* Exercise description *
Lift every line from the entries that includes the word "人们的审美也在发生变化".

++++++

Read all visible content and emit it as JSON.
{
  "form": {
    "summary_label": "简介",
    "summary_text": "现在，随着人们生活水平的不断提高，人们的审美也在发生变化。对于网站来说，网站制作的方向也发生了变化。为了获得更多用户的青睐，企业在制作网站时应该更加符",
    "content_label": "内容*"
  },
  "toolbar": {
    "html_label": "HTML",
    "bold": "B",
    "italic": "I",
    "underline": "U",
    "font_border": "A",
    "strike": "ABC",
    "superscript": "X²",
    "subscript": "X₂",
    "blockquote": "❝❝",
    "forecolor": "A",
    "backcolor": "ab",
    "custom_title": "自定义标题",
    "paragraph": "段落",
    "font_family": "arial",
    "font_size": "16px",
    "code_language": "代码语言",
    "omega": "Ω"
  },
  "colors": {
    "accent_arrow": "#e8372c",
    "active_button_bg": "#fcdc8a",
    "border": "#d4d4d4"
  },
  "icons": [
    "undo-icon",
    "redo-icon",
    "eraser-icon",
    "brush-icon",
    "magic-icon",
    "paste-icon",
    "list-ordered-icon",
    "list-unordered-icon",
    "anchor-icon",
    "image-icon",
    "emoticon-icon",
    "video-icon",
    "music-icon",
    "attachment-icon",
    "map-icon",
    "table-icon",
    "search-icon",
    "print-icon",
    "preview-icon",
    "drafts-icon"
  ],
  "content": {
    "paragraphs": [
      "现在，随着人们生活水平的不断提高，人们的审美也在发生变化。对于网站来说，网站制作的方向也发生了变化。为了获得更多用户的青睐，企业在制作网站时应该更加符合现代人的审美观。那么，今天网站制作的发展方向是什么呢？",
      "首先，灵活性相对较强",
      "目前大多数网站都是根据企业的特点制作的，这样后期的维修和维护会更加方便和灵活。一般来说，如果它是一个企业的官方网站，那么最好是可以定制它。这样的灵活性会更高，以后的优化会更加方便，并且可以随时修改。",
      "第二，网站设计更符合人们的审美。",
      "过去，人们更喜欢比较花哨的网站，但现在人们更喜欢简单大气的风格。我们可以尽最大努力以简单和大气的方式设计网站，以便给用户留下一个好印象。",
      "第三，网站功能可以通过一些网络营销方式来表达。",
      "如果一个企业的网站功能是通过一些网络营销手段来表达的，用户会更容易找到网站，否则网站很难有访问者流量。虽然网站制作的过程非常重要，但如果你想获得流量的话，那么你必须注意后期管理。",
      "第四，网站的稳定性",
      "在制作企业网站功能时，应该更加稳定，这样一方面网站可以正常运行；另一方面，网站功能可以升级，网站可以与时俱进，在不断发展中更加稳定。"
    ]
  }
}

++++++

* Output of the task *
    "summary_text": "现在，随着人们生活水平的不断提高，人们的审美也在发生变化。对于网站来说，网站制作的方向也发生了变化。为了获得更多用户的青睐，企业在制作网站时应该更加符",
      "现在，随着人们生活水平的不断提高，人们的审美也在发生变化。对于网站来说，网站制作的方向也发生了变化。为了获得更多用户的青睐，企业在制作网站时应该更加符合现代人的审美观。那么，今天网站制作的发展方向是什么呢？",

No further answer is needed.